Restate the entries below word for word, omitting nothing.

• [Stored entries]:
-- begin --

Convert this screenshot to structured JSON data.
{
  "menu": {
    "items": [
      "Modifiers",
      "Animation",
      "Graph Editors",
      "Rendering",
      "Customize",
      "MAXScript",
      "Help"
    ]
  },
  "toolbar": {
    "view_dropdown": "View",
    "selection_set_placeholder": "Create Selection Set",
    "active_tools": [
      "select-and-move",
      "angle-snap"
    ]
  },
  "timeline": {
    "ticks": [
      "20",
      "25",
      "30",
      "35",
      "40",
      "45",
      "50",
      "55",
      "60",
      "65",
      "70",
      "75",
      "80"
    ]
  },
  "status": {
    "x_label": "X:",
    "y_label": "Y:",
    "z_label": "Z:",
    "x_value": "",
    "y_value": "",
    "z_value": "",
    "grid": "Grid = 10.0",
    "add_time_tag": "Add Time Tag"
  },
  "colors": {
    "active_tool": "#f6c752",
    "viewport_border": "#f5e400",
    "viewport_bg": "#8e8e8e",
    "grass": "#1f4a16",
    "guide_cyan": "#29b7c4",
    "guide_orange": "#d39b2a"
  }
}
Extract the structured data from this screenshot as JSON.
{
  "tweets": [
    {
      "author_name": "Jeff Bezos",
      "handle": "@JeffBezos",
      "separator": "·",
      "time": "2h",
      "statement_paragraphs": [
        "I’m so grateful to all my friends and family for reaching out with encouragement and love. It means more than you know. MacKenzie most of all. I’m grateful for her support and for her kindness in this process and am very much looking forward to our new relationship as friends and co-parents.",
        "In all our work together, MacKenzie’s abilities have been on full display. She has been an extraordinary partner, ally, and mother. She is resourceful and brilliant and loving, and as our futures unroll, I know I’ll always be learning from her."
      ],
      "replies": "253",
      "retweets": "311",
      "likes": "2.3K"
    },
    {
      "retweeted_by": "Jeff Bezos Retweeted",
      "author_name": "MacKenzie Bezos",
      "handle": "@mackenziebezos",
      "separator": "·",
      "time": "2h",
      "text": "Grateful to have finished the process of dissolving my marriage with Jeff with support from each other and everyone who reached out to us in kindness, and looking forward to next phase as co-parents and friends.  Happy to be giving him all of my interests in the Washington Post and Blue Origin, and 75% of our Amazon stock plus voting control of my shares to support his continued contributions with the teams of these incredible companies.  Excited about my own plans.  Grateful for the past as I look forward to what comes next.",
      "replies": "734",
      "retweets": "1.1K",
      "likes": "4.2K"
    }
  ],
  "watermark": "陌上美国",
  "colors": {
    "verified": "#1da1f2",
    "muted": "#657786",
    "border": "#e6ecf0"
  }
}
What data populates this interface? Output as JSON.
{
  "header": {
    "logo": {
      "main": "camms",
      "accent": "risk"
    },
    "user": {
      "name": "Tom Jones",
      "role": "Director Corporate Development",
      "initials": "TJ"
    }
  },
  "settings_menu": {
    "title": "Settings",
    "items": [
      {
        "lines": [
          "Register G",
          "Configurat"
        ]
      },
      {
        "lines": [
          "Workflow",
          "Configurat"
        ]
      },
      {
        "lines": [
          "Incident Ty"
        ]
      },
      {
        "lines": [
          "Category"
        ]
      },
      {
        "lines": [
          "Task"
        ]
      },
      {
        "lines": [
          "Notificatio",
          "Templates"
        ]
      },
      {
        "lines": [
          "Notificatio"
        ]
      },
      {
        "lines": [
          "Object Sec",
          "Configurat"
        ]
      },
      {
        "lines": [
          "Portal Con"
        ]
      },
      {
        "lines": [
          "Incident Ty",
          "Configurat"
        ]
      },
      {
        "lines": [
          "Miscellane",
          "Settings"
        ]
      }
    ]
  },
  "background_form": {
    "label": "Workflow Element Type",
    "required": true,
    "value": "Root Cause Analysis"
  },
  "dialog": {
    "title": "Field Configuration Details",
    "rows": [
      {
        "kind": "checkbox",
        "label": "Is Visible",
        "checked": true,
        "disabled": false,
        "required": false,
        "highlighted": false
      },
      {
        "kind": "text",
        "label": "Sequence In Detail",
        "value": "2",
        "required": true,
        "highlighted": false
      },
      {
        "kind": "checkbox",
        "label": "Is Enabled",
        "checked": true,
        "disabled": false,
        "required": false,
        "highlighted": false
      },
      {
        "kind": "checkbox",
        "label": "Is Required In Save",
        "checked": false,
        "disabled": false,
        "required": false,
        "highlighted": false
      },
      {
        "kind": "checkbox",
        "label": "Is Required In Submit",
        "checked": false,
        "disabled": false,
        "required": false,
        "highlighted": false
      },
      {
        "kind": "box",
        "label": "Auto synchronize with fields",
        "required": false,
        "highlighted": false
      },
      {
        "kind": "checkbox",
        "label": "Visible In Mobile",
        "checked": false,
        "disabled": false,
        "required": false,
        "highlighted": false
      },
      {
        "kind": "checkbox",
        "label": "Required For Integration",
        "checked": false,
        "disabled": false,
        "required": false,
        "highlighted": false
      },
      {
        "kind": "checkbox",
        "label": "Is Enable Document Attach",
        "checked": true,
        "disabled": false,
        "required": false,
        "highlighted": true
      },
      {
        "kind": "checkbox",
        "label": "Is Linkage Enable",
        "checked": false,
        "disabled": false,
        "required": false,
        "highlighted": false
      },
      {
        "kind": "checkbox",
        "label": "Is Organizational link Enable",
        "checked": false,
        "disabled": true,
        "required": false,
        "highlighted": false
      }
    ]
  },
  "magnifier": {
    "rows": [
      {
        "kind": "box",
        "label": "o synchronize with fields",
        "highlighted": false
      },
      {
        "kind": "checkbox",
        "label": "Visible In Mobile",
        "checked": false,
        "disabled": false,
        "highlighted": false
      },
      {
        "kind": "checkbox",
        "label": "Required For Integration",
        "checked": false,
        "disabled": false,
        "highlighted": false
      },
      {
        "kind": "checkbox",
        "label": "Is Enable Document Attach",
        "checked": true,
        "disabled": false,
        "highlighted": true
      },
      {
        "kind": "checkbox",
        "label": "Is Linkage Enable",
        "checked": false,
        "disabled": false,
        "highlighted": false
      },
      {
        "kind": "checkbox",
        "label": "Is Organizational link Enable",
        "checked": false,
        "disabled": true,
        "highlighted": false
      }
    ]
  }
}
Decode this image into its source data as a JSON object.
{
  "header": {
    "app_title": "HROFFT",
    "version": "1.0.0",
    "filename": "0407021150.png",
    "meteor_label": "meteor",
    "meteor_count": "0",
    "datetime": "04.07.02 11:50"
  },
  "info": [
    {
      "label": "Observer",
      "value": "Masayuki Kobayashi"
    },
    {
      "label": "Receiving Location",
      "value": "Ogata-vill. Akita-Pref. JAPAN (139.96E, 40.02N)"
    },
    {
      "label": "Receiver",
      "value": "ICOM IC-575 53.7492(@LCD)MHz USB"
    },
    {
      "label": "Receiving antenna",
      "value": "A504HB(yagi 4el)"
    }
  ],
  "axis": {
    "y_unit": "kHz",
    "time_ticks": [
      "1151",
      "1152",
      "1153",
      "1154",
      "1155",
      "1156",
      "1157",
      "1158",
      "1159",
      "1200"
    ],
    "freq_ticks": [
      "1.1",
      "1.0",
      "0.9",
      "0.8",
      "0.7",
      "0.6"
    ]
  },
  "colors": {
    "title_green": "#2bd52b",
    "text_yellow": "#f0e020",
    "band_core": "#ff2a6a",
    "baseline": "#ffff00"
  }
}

-- end --

• [Written response]:
Convert this screenshot to structured JSON data.
{
  "menu": {
    "items": [
      "Modifiers",
      "Animation",
      "Graph Editors",
      "Rendering",
      "Customize",
      "MAXScript",
      "Help"
    ]
  },
  "toolbar": {
    "view_dropdown": "View",
    "selection_set_placeholder": "Create Selection Set",
    "active_tools": [
      "select-and-move",
      "angle-snap"
    ]
  },
  "timeline": {
    "ticks": [
      "20",
      "25",
      "30",
      "35",
      "40",
      "45",
      "50",
      "55",
      "60",
      "65",
      "70",
      "75",
      "80"
    ]
  },
  "status": {
    "x_label": "X:",
    "y_label": "Y:",
    "z_label": "Z:",
    "x_value": "",
    "y_value": "",
    "z_value": "",
    "grid": "Grid = 10.0",
    "add_time_tag": "Add Time Tag"
  },
  "colors": {
    "active_tool": "#f6c752",
    "viewport_border": "#f5e400",
    "viewport_bg": "#8e8e8e",
    "grass": "#1f4a16",
    "guide_cyan": "#29b7c4",
    "guide_orange": "#d39b2a"
  }
}
Extract the structured data from this screenshot as JSON.
{
  "tweets": [
    {
      "author_name": "Jeff Bezos",
      "handle": "@JeffBezos",
      "separator": "·",
      "time": "2h",
      "statement_paragraphs": [
        "I’m so grateful to all my friends and family for reaching out with encouragement and love. It means more than you know. MacKenzie most of all. I’m grateful for her support and for her kindness in this process and am very much looking forward to our new relationship as friends and co-parents.",
        "In all our work together, MacKenzie’s abilities have been on full display. She has been an extraordinary partner, ally, and mother. She is resourceful and brilliant and loving, and as our futures unroll, I know I’ll always be learning from her."
      ],
      "replies": "253",
      "retweets": "311",
      "likes": "2.3K"
    },
    {
      "retweeted_by": "Jeff Bezos Retweeted",
      "author_name": "MacKenzie Bezos",
      "handle": "@mackenziebezos",
      "separator": "·",
      "time": "2h",
      "text": "Grateful to have finished the process of dissolving my marriage with Jeff with support from each other and everyone who reached out to us in kindness, and looking forward to next phase as co-parents and friends.  Happy to be giving him all of my interests in the Washington Post and Blue Origin, and 75% of our Amazon stock plus voting control of my shares to support his continued contributions with the teams of these incredible companies.  Excited about my own plans.  Grateful for the past as I look forward to what comes next.",
      "replies": "734",
      "retweets": "1.1K",
      "likes": "4.2K"
    }
  ],
  "watermark": "陌上美国",
  "colors": {
    "verified": "#1da1f2",
    "muted": "#657786",
    "border": "#e6ecf0"
  }
}
What data populates this interface? Output as JSON.
{
  "header": {
    "logo": {
      "main": "camms",
      "accent": "risk"
    },
    "user": {
      "name": "Tom Jones",
      "role": "Director Corporate Development",
      "initials": "TJ"
    }
  },
  "settings_menu": {
    "title": "Settings",
    "items": [
      {
        "lines": [
          "Register G",
          "Configurat"
        ]
      },
      {
        "lines": [
          "Workflow",
          "Configurat"
        ]
      },
      {
        "lines": [
          "Incident Ty"
        ]
      },
      {
        "lines": [
          "Category"
        ]
      },
      {
        "lines": [
          "Task"
        ]
      },
      {
        "lines": [
          "Notificatio",
          "Templates"
        ]
      },
      {
        "lines": [
          "Notificatio"
        ]
      },
      {
        "lines": [
          "Object Sec",
          "Configurat"
        ]
      },
      {
        "lines": [
          "Portal Con"
        ]
      },
      {
        "lines": [
          "Incident Ty",
          "Configurat"
        ]
      },
      {
        "lines": [
          "Miscellane",
          "Settings"
        ]
      }
    ]
  },
  "background_form": {
    "label": "Workflow Element Type",
    "required": true,
    "value": "Root Cause Analysis"
  },
  "dialog": {
    "title": "Field Configuration Details",
    "rows": [
      {
        "kind": "checkbox",
        "label": "Is Visible",
        "checked": true,
        "disabled": false,
        "required": false,
        "highlighted": false
      },
      {
        "kind": "text",
        "label": "Sequence In Detail",
        "value": "2",
        "required": true,
        "highlighted": false
      },
      {
        "kind": "checkbox",
        "label": "Is Enabled",
        "checked": true,
        "disabled": false,
        "required": false,
        "highlighted": false
      },
      {
        "kind": "checkbox",
        "label": "Is Required In Save",
        "checked": false,
        "disabled": false,
        "required": false,
        "highlighted": false
      },
      {
        "kind": "checkbox",
        "label": "Is Required In Submit",
        "checked": false,
        "disabled": false,
        "required": false,
        "highlighted": false
      },
      {
        "kind": "box",
        "label": "Auto synchronize with fields",
        "required": false,
        "highlighted": false
      },
      {
        "kind": "checkbox",
        "label": "Visible In Mobile",
        "checked": false,
        "disabled": false,
        "required": false,
        "highlighted": false
      },
      {
        "kind": "checkbox",
        "label": "Required For Integration",
        "checked": false,
        "disabled": false,
        "required": false,
        "highlighted": false
      },
      {
        "kind": "checkbox",
        "label": "Is Enable Document Attach",
        "checked": true,
        "disabled": false,
        "required": false,
        "highlighted": true
      },
      {
        "kind": "checkbox",
        "label": "Is Linkage Enable",
        "checked": false,
        "disabled": false,
        "required": false,
        "highlighted": false
      },
      {
        "kind": "checkbox",
        "label": "Is Organizational link Enable",
        "checked": false,
        "disabled": true,
        "required": false,
        "highlighted": false
      }
    ]
  },
  "magnifier": {
    "rows": [
      {
        "kind": "box",
        "label": "o synchronize with fields",
        "highlighted": false
      },
      {
        "kind": "checkbox",
        "label": "Visible In Mobile",
        "checked": false,
        "disabled": false,
        "highlighted": false
      },
      {
        "kind": "checkbox",
        "label": "Required For Integration",
        "checked": false,
        "disabled": false,
        "highlighted": false
      },
      {
        "kind": "checkbox",
        "label": "Is Enable Document Attach",
        "checked": true,
        "disabled": false,
        "highlighted": true
      },
      {
        "kind": "checkbox",
        "label": "Is Linkage Enable",
        "checked": false,
        "disabled": false,
        "highlighted": false
      },
      {
        "kind": "checkbox",
        "label": "Is Organizational link Enable",
        "checked": false,
        "disabled": true,
        "highlighted": false
      }
    ]
  }
}
Decode this image into its source data as a JSON object.
{
  "header": {
    "app_title": "HROFFT",
    "version": "1.0.0",
    "filename": "0407021150.png",
    "meteor_label": "meteor",
    "meteor_count": "0",
    "datetime": "04.07.02 11:50"
  },
  "info": [
    {
      "label": "Observer",
      "value": "Masayuki Kobayashi"
    },
    {
      "label": "Receiving Location",
      "value": "Ogata-vill. Akita-Pref. JAPAN (139.96E, 40.02N)"
    },
    {
      "label": "Receiver",
      "value": "ICOM IC-575 53.7492(@LCD)MHz USB"
    },
    {
      "label": "Receiving antenna",
      "value": "A504HB(yagi 4el)"
    }
  ],
  "axis": {
    "y_unit": "kHz",
    "time_ticks": [
      "1151",
      "1152",
      "1153",
      "1154",
      "1155",
      "1156",
      "1157",
      "1158",
      "1159",
      "1200"
    ],
    "freq_ticks": [
      "1.1",
      "1.0",
      "0.9",
      "0.8",
      "0.7",
      "0.6"
    ]
  },
  "colors": {
    "title_green": "#2bd52b",
    "text_yellow": "#f0e020",
    "band_core": "#ff2a6a",
    "baseline": "#ffff00"
  }
}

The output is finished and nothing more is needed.